**Your objective**
Reproduce every one of the records below verbatim, line by line, with nothing altered, added, or left out.

..............................

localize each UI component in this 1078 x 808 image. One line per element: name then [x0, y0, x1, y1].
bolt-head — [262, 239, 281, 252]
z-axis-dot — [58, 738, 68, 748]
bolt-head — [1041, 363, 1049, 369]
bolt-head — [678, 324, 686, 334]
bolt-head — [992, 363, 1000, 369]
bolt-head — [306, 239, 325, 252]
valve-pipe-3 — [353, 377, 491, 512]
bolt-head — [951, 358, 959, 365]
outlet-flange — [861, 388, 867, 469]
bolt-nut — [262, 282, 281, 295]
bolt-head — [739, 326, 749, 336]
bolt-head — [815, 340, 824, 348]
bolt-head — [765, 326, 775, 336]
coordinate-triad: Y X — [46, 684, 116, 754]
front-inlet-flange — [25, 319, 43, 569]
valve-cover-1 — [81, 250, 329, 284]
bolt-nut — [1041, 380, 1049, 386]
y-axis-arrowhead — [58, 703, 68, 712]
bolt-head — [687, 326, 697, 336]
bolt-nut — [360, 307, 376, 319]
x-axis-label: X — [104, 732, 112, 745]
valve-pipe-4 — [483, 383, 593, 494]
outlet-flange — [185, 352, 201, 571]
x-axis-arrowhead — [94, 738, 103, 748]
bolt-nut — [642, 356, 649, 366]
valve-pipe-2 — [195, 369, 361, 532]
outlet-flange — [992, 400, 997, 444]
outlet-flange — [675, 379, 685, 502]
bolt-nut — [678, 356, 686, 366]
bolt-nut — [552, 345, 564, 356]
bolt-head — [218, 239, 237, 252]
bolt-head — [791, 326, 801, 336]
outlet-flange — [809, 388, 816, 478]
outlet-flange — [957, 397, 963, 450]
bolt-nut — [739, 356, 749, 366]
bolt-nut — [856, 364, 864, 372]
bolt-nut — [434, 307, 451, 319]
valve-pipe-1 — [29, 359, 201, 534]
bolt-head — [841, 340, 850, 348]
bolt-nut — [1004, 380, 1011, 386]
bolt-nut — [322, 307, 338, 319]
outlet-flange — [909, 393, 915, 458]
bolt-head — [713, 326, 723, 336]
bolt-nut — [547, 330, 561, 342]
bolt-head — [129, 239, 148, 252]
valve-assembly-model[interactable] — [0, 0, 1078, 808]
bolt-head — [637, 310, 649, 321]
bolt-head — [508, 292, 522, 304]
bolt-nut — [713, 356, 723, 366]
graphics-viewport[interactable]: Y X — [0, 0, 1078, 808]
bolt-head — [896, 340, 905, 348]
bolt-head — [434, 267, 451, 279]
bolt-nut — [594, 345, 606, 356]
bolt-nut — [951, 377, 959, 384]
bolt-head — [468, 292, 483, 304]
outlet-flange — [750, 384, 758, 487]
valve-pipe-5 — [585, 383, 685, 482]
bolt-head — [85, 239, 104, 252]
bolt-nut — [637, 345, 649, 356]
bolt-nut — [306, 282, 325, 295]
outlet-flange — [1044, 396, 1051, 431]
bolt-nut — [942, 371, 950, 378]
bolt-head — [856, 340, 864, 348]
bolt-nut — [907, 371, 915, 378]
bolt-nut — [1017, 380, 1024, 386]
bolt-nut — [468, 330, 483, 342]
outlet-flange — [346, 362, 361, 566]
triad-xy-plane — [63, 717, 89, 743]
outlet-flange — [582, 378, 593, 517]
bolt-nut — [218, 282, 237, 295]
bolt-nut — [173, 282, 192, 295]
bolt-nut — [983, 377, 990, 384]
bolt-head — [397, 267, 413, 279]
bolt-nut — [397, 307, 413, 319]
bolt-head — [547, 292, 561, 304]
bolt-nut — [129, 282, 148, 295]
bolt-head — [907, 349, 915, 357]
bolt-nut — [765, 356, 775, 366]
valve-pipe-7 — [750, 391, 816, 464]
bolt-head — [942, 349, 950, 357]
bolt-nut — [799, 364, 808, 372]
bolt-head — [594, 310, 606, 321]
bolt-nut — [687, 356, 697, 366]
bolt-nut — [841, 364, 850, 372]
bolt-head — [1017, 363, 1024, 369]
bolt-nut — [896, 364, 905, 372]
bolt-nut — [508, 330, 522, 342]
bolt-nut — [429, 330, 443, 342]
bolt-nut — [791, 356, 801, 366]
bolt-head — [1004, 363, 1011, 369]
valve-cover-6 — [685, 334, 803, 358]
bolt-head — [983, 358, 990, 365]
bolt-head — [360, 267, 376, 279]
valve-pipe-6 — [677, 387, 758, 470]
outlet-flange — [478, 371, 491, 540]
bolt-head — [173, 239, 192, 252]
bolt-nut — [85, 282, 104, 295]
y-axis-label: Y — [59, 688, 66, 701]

..............................

**Finished exercise**
localize each UI component in this 1078 x 808 image. One line per element: name then [x0, y0, x1, y1].
bolt-head — [262, 239, 281, 252]
z-axis-dot — [58, 738, 68, 748]
bolt-head — [1041, 363, 1049, 369]
bolt-head — [678, 324, 686, 334]
bolt-head — [992, 363, 1000, 369]
bolt-head — [306, 239, 325, 252]
valve-pipe-3 — [353, 377, 491, 512]
bolt-head — [951, 358, 959, 365]
outlet-flange — [861, 388, 867, 469]
bolt-nut — [262, 282, 281, 295]
bolt-head — [739, 326, 749, 336]
bolt-head — [815, 340, 824, 348]
bolt-head — [765, 326, 775, 336]
coordinate-triad: Y X — [46, 684, 116, 754]
front-inlet-flange — [25, 319, 43, 569]
valve-cover-1 — [81, 250, 329, 284]
bolt-nut — [1041, 380, 1049, 386]
y-axis-arrowhead — [58, 703, 68, 712]
bolt-head — [687, 326, 697, 336]
bolt-nut — [360, 307, 376, 319]
x-axis-label: X — [104, 732, 112, 745]
valve-pipe-4 — [483, 383, 593, 494]
outlet-flange — [185, 352, 201, 571]
x-axis-arrowhead — [94, 738, 103, 748]
bolt-nut — [642, 356, 649, 366]
valve-pipe-2 — [195, 369, 361, 532]
outlet-flange — [992, 400, 997, 444]
outlet-flange — [675, 379, 685, 502]
bolt-nut — [678, 356, 686, 366]
bolt-nut — [552, 345, 564, 356]
bolt-head — [218, 239, 237, 252]
bolt-head — [791, 326, 801, 336]
outlet-flange — [809, 388, 816, 478]
outlet-flange — [957, 397, 963, 450]
bolt-nut — [739, 356, 749, 366]
bolt-nut — [856, 364, 864, 372]
bolt-nut — [434, 307, 451, 319]
valve-pipe-1 — [29, 359, 201, 534]
bolt-head — [841, 340, 850, 348]
bolt-nut — [1004, 380, 1011, 386]
bolt-nut — [322, 307, 338, 319]
outlet-flange — [909, 393, 915, 458]
bolt-head — [713, 326, 723, 336]
bolt-nut — [547, 330, 561, 342]
bolt-head — [129, 239, 148, 252]
valve-assembly-model[interactable] — [0, 0, 1078, 808]
bolt-head — [637, 310, 649, 321]
bolt-head — [508, 292, 522, 304]
bolt-nut — [713, 356, 723, 366]
graphics-viewport[interactable]: Y X — [0, 0, 1078, 808]
bolt-head — [896, 340, 905, 348]
bolt-head — [434, 267, 451, 279]
bolt-nut — [594, 345, 606, 356]
bolt-nut — [951, 377, 959, 384]
bolt-head — [468, 292, 483, 304]
outlet-flange — [750, 384, 758, 487]
valve-pipe-5 — [585, 383, 685, 482]
bolt-head — [85, 239, 104, 252]
bolt-nut — [637, 345, 649, 356]
bolt-nut — [306, 282, 325, 295]
outlet-flange — [1044, 396, 1051, 431]
bolt-nut — [942, 371, 950, 378]
bolt-head — [856, 340, 864, 348]
bolt-nut — [907, 371, 915, 378]
bolt-nut — [1017, 380, 1024, 386]
bolt-nut — [468, 330, 483, 342]
outlet-flange — [346, 362, 361, 566]
triad-xy-plane — [63, 717, 89, 743]
outlet-flange — [582, 378, 593, 517]
bolt-nut — [218, 282, 237, 295]
bolt-nut — [173, 282, 192, 295]
bolt-nut — [983, 377, 990, 384]
bolt-head — [397, 267, 413, 279]
bolt-nut — [397, 307, 413, 319]
bolt-head — [547, 292, 561, 304]
bolt-nut — [129, 282, 148, 295]
bolt-head — [907, 349, 915, 357]
bolt-nut — [765, 356, 775, 366]
valve-pipe-7 — [750, 391, 816, 464]
bolt-head — [942, 349, 950, 357]
bolt-nut — [799, 364, 808, 372]
bolt-head — [594, 310, 606, 321]
bolt-nut — [687, 356, 697, 366]
bolt-nut — [841, 364, 850, 372]
bolt-head — [1017, 363, 1024, 369]
bolt-nut — [896, 364, 905, 372]
bolt-nut — [508, 330, 522, 342]
bolt-nut — [429, 330, 443, 342]
bolt-nut — [791, 356, 801, 366]
bolt-head — [1004, 363, 1011, 369]
valve-cover-6 — [685, 334, 803, 358]
bolt-head — [983, 358, 990, 365]
bolt-head — [360, 267, 376, 279]
valve-pipe-6 — [677, 387, 758, 470]
outlet-flange — [478, 371, 491, 540]
bolt-head — [173, 239, 192, 252]
bolt-nut — [85, 282, 104, 295]
y-axis-label: Y — [59, 688, 66, 701]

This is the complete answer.